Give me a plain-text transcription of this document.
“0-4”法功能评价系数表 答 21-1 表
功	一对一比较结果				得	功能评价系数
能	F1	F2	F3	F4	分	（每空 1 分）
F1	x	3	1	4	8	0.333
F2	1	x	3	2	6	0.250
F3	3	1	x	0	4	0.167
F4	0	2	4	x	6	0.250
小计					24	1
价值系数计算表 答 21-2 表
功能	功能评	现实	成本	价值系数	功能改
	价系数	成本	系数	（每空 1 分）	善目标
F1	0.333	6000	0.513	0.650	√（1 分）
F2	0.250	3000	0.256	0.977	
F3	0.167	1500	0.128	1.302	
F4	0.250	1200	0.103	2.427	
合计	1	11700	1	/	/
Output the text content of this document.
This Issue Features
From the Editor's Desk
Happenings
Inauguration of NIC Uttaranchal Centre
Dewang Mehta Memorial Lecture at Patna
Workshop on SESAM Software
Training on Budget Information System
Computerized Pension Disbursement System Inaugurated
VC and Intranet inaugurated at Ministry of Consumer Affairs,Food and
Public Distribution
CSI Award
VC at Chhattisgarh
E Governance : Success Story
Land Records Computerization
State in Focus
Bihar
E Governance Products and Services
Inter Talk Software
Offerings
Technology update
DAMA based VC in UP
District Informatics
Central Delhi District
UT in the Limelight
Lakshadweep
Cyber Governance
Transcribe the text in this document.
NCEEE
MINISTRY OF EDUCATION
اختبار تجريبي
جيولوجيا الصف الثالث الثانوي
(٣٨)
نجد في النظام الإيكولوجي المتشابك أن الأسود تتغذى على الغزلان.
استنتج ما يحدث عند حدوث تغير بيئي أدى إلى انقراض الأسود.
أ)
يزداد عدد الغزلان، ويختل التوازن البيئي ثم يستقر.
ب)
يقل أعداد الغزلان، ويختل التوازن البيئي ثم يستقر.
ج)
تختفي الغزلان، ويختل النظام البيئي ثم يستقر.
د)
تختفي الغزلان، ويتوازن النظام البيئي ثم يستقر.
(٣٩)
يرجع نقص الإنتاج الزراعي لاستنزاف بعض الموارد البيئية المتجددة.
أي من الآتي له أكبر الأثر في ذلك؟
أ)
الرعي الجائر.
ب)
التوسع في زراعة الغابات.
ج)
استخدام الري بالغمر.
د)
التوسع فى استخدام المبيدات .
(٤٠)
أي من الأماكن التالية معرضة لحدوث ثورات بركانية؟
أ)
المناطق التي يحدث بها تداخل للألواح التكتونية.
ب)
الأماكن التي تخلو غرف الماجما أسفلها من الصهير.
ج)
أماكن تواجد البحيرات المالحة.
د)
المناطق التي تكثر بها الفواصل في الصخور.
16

▸ **REQUIREMENT**
Set down the material above again, word for word.

▸ **RESULT FOR THIS TASK**
Give me a plain-text transcription of this document.
“0-4”法功能评价系数表 答 21-1 表
功	一对一比较结果				得	功能评价系数
能	F1	F2	F3	F4	分	（每空 1 分）
F1	x	3	1	4	8	0.333
F2	1	x	3	2	6	0.250
F3	3	1	x	0	4	0.167
F4	0	2	4	x	6	0.250
小计					24	1
价值系数计算表 答 21-2 表
功能	功能评	现实	成本	价值系数	功能改
	价系数	成本	系数	（每空 1 分）	善目标
F1	0.333	6000	0.513	0.650	√（1 分）
F2	0.250	3000	0.256	0.977	
F3	0.167	1500	0.128	1.302	
F4	0.250	1200	0.103	2.427	
合计	1	11700	1	/	/
Output the text content of this document.
This Issue Features
From the Editor's Desk
Happenings
Inauguration of NIC Uttaranchal Centre
Dewang Mehta Memorial Lecture at Patna
Workshop on SESAM Software
Training on Budget Information System
Computerized Pension Disbursement System Inaugurated
VC and Intranet inaugurated at Ministry of Consumer Affairs,Food and
Public Distribution
CSI Award
VC at Chhattisgarh
E Governance : Success Story
Land Records Computerization
State in Focus
Bihar
E Governance Products and Services
Inter Talk Software
Offerings
Technology update
DAMA based VC in UP
District Informatics
Central Delhi District
UT in the Limelight
Lakshadweep
Cyber Governance
Transcribe the text in this document.
NCEEE
MINISTRY OF EDUCATION
اختبار تجريبي
جيولوجيا الصف الثالث الثانوي
(٣٨)
نجد في النظام الإيكولوجي المتشابك أن الأسود تتغذى على الغزلان.
استنتج ما يحدث عند حدوث تغير بيئي أدى إلى انقراض الأسود.
أ)
يزداد عدد الغزلان، ويختل التوازن البيئي ثم يستقر.
ب)
يقل أعداد الغزلان، ويختل التوازن البيئي ثم يستقر.
ج)
تختفي الغزلان، ويختل النظام البيئي ثم يستقر.
د)
تختفي الغزلان، ويتوازن النظام البيئي ثم يستقر.
(٣٩)
يرجع نقص الإنتاج الزراعي لاستنزاف بعض الموارد البيئية المتجددة.
أي من الآتي له أكبر الأثر في ذلك؟
أ)
الرعي الجائر.
ب)
التوسع في زراعة الغابات.
ج)
استخدام الري بالغمر.
د)
التوسع فى استخدام المبيدات .
(٤٠)
أي من الأماكن التالية معرضة لحدوث ثورات بركانية؟
أ)
المناطق التي يحدث بها تداخل للألواح التكتونية.
ب)
الأماكن التي تخلو غرف الماجما أسفلها من الصهير.
ج)
أماكن تواجد البحيرات المالحة.
د)
المناطق التي تكثر بها الفواصل في الصخور.
16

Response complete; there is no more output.